» **Challenge**
Copy all lines holding the word "accounts" from the entries.
>> start Task input
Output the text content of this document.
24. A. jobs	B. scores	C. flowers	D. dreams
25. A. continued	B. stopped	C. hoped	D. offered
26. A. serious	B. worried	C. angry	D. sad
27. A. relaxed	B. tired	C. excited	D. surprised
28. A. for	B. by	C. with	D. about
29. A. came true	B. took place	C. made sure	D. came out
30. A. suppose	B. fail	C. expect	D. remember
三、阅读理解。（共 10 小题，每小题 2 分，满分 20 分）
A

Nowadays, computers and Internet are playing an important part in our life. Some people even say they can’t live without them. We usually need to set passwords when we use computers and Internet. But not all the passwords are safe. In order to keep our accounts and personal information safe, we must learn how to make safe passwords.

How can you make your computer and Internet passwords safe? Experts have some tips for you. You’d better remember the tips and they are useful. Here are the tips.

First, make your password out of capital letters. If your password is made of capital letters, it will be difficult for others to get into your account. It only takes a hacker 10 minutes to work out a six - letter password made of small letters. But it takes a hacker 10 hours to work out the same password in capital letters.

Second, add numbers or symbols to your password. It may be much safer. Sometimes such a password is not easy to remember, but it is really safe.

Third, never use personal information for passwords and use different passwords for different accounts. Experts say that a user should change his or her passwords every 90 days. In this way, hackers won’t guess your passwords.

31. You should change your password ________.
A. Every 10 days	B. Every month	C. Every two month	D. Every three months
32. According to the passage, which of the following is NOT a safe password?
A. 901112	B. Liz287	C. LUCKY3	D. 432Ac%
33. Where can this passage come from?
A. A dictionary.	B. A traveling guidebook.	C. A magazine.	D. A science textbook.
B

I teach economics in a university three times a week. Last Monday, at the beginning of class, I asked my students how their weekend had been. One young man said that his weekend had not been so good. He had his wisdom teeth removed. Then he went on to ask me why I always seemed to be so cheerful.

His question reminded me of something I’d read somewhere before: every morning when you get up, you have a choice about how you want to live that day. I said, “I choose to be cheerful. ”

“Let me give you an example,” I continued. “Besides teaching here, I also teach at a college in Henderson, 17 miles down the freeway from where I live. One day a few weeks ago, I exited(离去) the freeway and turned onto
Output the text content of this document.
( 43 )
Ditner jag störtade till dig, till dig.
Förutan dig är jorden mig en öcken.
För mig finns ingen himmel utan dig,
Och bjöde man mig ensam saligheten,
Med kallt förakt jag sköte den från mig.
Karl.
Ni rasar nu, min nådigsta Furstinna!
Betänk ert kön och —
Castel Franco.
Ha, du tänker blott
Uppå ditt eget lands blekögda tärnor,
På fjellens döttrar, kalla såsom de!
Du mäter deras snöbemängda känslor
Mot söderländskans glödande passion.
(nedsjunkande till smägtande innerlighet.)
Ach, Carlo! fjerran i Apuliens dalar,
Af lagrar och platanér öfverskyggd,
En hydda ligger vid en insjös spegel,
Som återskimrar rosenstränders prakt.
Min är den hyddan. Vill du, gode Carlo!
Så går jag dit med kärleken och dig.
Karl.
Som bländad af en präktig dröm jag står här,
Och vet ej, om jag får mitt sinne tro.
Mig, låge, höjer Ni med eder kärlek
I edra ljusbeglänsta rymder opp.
>> end Task input
» **Result for this task**
Nowadays, computers and Internet are playing an important part in our life. Some people even say they can’t live without them. We usually need to set passwords when we use computers and Internet. But not all the passwords are safe. In order to keep our accounts and personal information safe, we must learn how to make safe passwords.
Third, never use personal information for passwords and use different passwords for different accounts. Experts say that a user should change his or her passwords every 90 days. In this way, hackers won’t guess your passwords.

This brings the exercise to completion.